[Stored records]
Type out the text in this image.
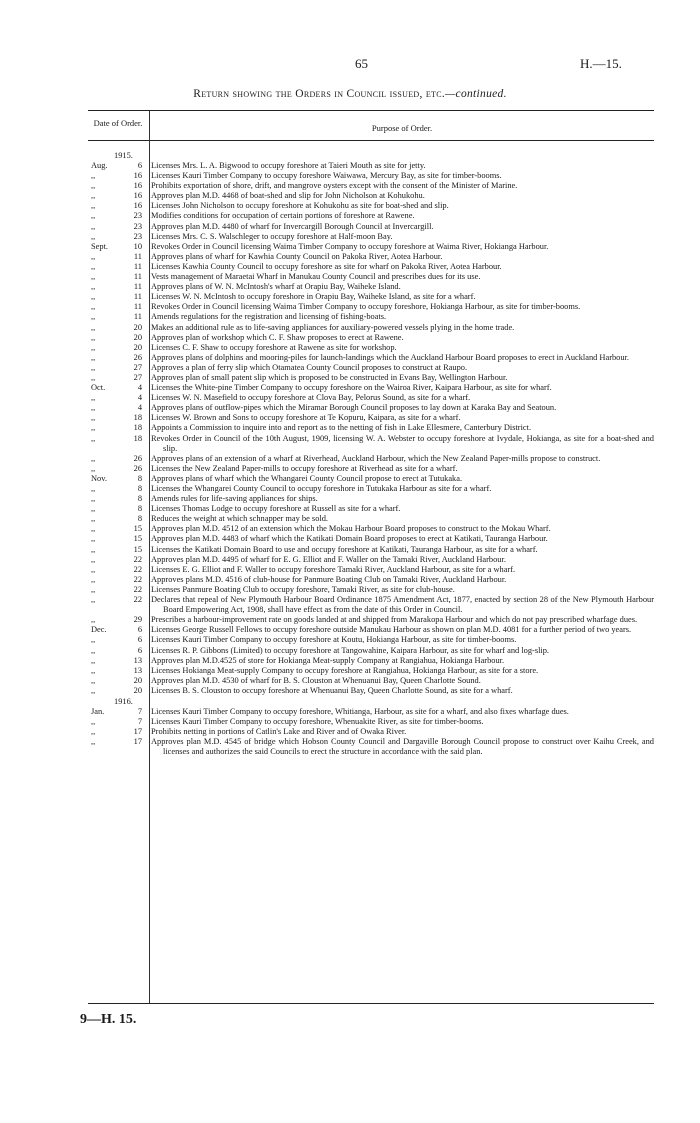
65	H.—15.
Return showing the Orders in Council issued, etc.—continued.
Date of Order.	Purpose of Order.
1915.
Aug.	6	Licenses Mrs. L. A. Bigwood to occupy foreshore at Taieri Mouth as site for jetty.
,,	16	Licenses Kauri Timber Company to occupy foreshore Waiwawa, Mercury Bay, as site for timber-booms.
,,	16	Prohibits exportation of shore, drift, and mangrove oysters except with the consent of the Minister of Marine.
,,	16	Approves plan M.D. 4468 of boat-shed and slip for John Nicholson at Kohukohu.
,,	16	Licenses John Nicholson to occupy foreshore at Kohukohu as site for boat-shed and slip.
,,	23	Modifies conditions for occupation of certain portions of foreshore at Rawene.
,,	23	Approves plan M.D. 4480 of wharf for Invercargill Borough Council at Invercargill.
,,	23	Licenses Mrs. C. S. Walschleger to occupy foreshore at Half-moon Bay.
Sept.	10	Revokes Order in Council licensing Waima Timber Company to occupy foreshore at Waima River, Hokianga Harbour.
,,	11	Approves plans of wharf for Kawhia County Council on Pakoka River, Aotea Harbour.
,,	11	Licenses Kawhia County Council to occupy foreshore as site for wharf on Pakoka River, Aotea Harbour.
,,	11	Vests management of Maraetai Wharf in Manukau County Council and prescribes dues for its use.
,,	11	Approves plans of W. N. McIntosh's wharf at Orapiu Bay, Waiheke Island.
,,	11	Licenses W. N. McIntosh to occupy foreshore in Orapiu Bay, Waiheke Island, as site for a wharf.
,,	11	Revokes Order in Council licensing Waima Timber Company to occupy foreshore, Hokianga Harbour, as site for timber-booms.
,,	11	Amends regulations for the registration and licensing of fishing-boats.
,,	20	Makes an additional rule as to life-saving appliances for auxiliary-powered vessels plying in the home trade.
,,	20	Approves plan of workshop which C. F. Shaw proposes to erect at Rawene.
,,	20	Licenses C. F. Shaw to occupy foreshore at Rawene as site for workshop.
,,	26	Approves plans of dolphins and mooring-piles for launch-landings which the Auckland Harbour Board proposes to erect in Auckland Harbour.
,,	27	Approves a plan of ferry slip which Otamatea County Council proposes to construct at Raupo.
,,	27	Approves plan of small patent slip which is proposed to be constructed in Evans Bay, Wellington Harbour.
Oct.	4	Licenses the White-pine Timber Company to occupy foreshore on the Wairoa River, Kaipara Harbour, as site for wharf.
,,	4	Licenses W. N. Masefield to occupy foreshore at Clova Bay, Pelorus Sound, as site for a wharf.
,,	4	Approves plans of outflow-pipes which the Miramar Borough Council proposes to lay down at Karaka Bay and Seatoun.
,,	18	Licenses W. Brown and Sons to occupy foreshore at Te Kopuru, Kaipara, as site for a wharf.
,,	18	Appoints a Commission to inquire into and report as to the netting of fish in Lake Ellesmere, Canterbury District.
,,	18	Revokes Order in Council of the 10th August, 1909, licensing W. A. Webster to occupy foreshore at Ivydale, Hokianga, as site for a boat-shed and slip.
,,	26	Approves plans of an extension of a wharf at Riverhead, Auckland Harbour, which the New Zealand Paper-mills propose to construct.
,,	26	Licenses the New Zealand Paper-mills to occupy foreshore at Riverhead as site for a wharf.
Nov.	8	Approves plans of wharf which the Whangarei County Council propose to erect at Tutukaka.
,,	8	Licenses the Whangarei County Council to occupy foreshore in Tutukaka Harbour as site for a wharf.
,,	8	Amends rules for life-saving appliances for ships.
,,	8	Licenses Thomas Lodge to occupy foreshore at Russell as site for a wharf.
,,	8	Reduces the weight at which schnapper may be sold.
,,	15	Approves plan M.D. 4512 of an extension which the Mokau Harbour Board proposes to construct to the Mokau Wharf.
,,	15	Approves plan M.D. 4483 of wharf which the Katikati Domain Board proposes to erect at Katikati, Tauranga Harbour.
,,	15	Licenses the Katikati Domain Board to use and occupy foreshore at Katikati, Tauranga Harbour, as site for a wharf.
,,	22	Approves plan M.D. 4495 of wharf for E. G. Elliot and F. Waller on the Tamaki River, Auckland Harbour.
,,	22	Licenses E. G. Elliot and F. Waller to occupy foreshore Tamaki River, Auckland Harbour, as site for a wharf.
,,	22	Approves plans M.D. 4516 of club-house for Panmure Boating Club on Tamaki River, Auckland Harbour.
,,	22	Licenses Panmure Boating Club to occupy foreshore, Tamaki River, as site for club-house.
,,	22	Declares that repeal of New Plymouth Harbour Board Ordinance 1875 Amendment Act, 1877, enacted by section 28 of the New Plymouth Harbour Board Empowering Act, 1908, shall have effect as from the date of this Order in Council.
,,	29	Prescribes a harbour-improvement rate on goods landed at and shipped from Marakopa Harbour and which do not pay prescribed wharfage dues.
Dec.	6	Licenses George Russell Fellows to occupy foreshore outside Manukau Harbour as shown on plan M.D. 4081 for a further period of two years.
,,	6	Licenses Kauri Timber Company to occupy foreshore at Koutu, Hokianga Harbour, as site for timber-booms.
,,	6	Licenses R. P. Gibbons (Limited) to occupy foreshore at Tangowahine, Kaipara Harbour, as site for wharf and log-slip.
,,	13	Approves plan M.D.4525 of store for Hokianga Meat-supply Company at Rangiahua, Hokianga Harbour.
,,	13	Licenses Hokianga Meat-supply Company to occupy foreshore at Rangiahua, Hokianga Harbour, as site for a store.
,,	20	Approves plan M.D. 4530 of wharf for B. S. Clouston at Whenuanui Bay, Queen Charlotte Sound.
,,	20	Licenses B. S. Clouston to occupy foreshore at Whenuanui Bay, Queen Charlotte Sound, as site for a wharf.
1916.
Jan.	7	Licenses Kauri Timber Company to occupy foreshore, Whitianga, Harbour, as site for a wharf, and also fixes wharfage dues.
,,	7	Licenses Kauri Timber Company to occupy foreshore, Whenuakite River, as site for timber-booms.
,,	17	Prohibits netting in portions of Catlin's Lake and River and of Owaka River.
,,	17	Approves plan M.D. 4545 of bridge which Hobson County Council and Dargaville Borough Council propose to construct over Kaihu Creek, and licenses and authorizes the said Councils to erect the structure in accordance with the said plan.
9—H. 15.
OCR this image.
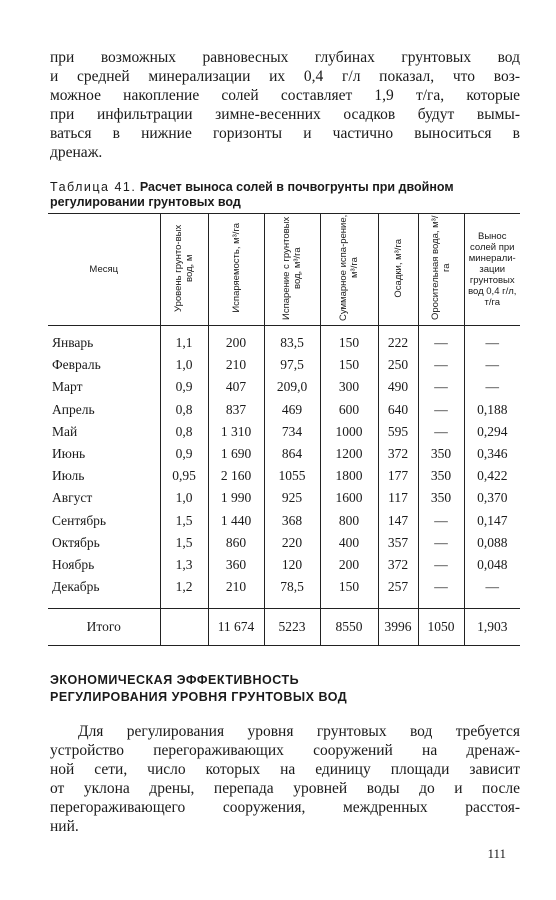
при возможных равновесных глубинах грунтовых вод
и средней минерализации их 0,4 г/л показал, что воз-
можное накопление солей составляет 1,9 т/га, которые
при инфильтрации зимне-весенних осадков будут вымы-
ваться в нижние горизонты и частично выноситься в
дренаж.
Таблица 41. Расчет выноса солей в почвогрунты при двойном регулировании грунтовых вод
Месяц	Уровень грунто-вых вод, м	Испаряемость, м³/га	Испарение с грунтовых вод, м³/га	Суммарное испа-рение, м³/га	Осадки, м³/га	Оросительная вода, м³/га	Вынос солей при минерали-зации грунтовых вод 0,4 г/л, т/га

Январь	1,1	200	83,5	150	222	—	—
Февраль	1,0	210	97,5	150	250	—	—
Март	0,9	407	209,0	300	490	—	—
Апрель	0,8	837	469	600	640	—	0,188
Май	0,8	1 310	734	1000	595	—	0,294
Июнь	0,9	1 690	864	1200	372	350	0,346
Июль	0,95	2 160	1055	1800	177	350	0,422
Август	1,0	1 990	925	1600	117	350	0,370
Сентябрь	1,5	1 440	368	800	147	—	0,147
Октябрь	1,5	860	220	400	357	—	0,088
Ноябрь	1,3	360	120	200	372	—	0,048
Декабрь	1,2	210	78,5	150	257	—	—
Итого		11 674	5223	8550	3996	1050	1,903
ЭКОНОМИЧЕСКАЯ ЭФФЕКТИВНОСТЬ
РЕГУЛИРОВАНИЯ УРОВНЯ ГРУНТОВЫХ ВОД
Для регулирования уровня грунтовых вод требуется
устройство перегораживающих сооружений на дренаж-
ной сети, число которых на единицу площади зависит
от уклона дрены, перепада уровней воды до и после
перегораживающего сооружения, междренных расстоя-
ний.
111
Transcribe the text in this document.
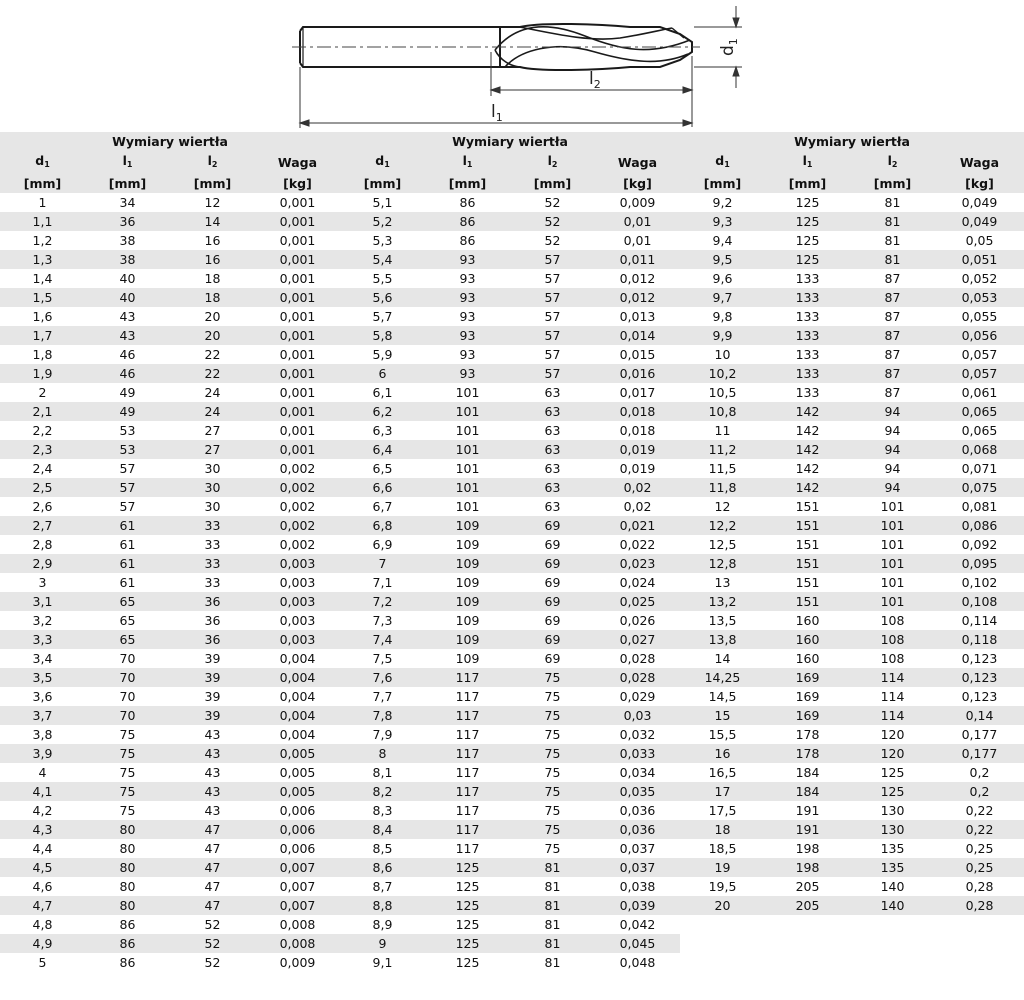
$d_1$
$l_2$
$l_1$
Wymiary wiertła				Wymiary wiertła				Wymiary wiertła			
$d_1$	$l_1$	$l_2$	Waga	$d_1$	$l_1$	$l_2$	Waga	$d_1$	$l_1$	$l_2$	Waga
[mm]	[mm]	[mm]	[kg]	[mm]	[mm]	[mm]	[kg]	[mm]	[mm]	[mm]	[kg]
1	34	12	0,001	5,1	86	52	0,009	9,2	125	81	0,049
1,1	36	14	0,001	5,2	86	52	0,01	9,3	125	81	0,049
1,2	38	16	0,001	5,3	86	52	0,01	9,4	125	81	0,05
1,3	38	16	0,001	5,4	93	57	0,011	9,5	125	81	0,051
1,4	40	18	0,001	5,5	93	57	0,012	9,6	133	87	0,052
1,5	40	18	0,001	5,6	93	57	0,012	9,7	133	87	0,053
1,6	43	20	0,001	5,7	93	57	0,013	9,8	133	87	0,055
1,7	43	20	0,001	5,8	93	57	0,014	9,9	133	87	0,056
1,8	46	22	0,001	5,9	93	57	0,015	10	133	87	0,057
1,9	46	22	0,001	6	93	57	0,016	10,2	133	87	0,057
2	49	24	0,001	6,1	101	63	0,017	10,5	133	87	0,061
2,1	49	24	0,001	6,2	101	63	0,018	10,8	142	94	0,065
2,2	53	27	0,001	6,3	101	63	0,018	11	142	94	0,065
2,3	53	27	0,001	6,4	101	63	0,019	11,2	142	94	0,068
2,4	57	30	0,002	6,5	101	63	0,019	11,5	142	94	0,071
2,5	57	30	0,002	6,6	101	63	0,02	11,8	142	94	0,075
2,6	57	30	0,002	6,7	101	63	0,02	12	151	101	0,081
2,7	61	33	0,002	6,8	109	69	0,021	12,2	151	101	0,086
2,8	61	33	0,002	6,9	109	69	0,022	12,5	151	101	0,092
2,9	61	33	0,003	7	109	69	0,023	12,8	151	101	0,095
3	61	33	0,003	7,1	109	69	0,024	13	151	101	0,102
3,1	65	36	0,003	7,2	109	69	0,025	13,2	151	101	0,108
3,2	65	36	0,003	7,3	109	69	0,026	13,5	160	108	0,114
3,3	65	36	0,003	7,4	109	69	0,027	13,8	160	108	0,118
3,4	70	39	0,004	7,5	109	69	0,028	14	160	108	0,123
3,5	70	39	0,004	7,6	117	75	0,028	14,25	169	114	0,123
3,6	70	39	0,004	7,7	117	75	0,029	14,5	169	114	0,123
3,7	70	39	0,004	7,8	117	75	0,03	15	169	114	0,14
3,8	75	43	0,004	7,9	117	75	0,032	15,5	178	120	0,177
3,9	75	43	0,005	8	117	75	0,033	16	178	120	0,177
4	75	43	0,005	8,1	117	75	0,034	16,5	184	125	0,2
4,1	75	43	0,005	8,2	117	75	0,035	17	184	125	0,2
4,2	75	43	0,006	8,3	117	75	0,036	17,5	191	130	0,22
4,3	80	47	0,006	8,4	117	75	0,036	18	191	130	0,22
4,4	80	47	0,006	8,5	117	75	0,037	18,5	198	135	0,25
4,5	80	47	0,007	8,6	125	81	0,037	19	198	135	0,25
4,6	80	47	0,007	8,7	125	81	0,038	19,5	205	140	0,28
4,7	80	47	0,007	8,8	125	81	0,039	20	205	140	0,28
4,8	86	52	0,008	8,9	125	81	0,042				
4,9	86	52	0,008	9	125	81	0,045				
5	86	52	0,009	9,1	125	81	0,048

### PROMPT
Lines that include the word "Whangarei" — how many are there in the data? Answer with the number alone.

### THE ANSWER
2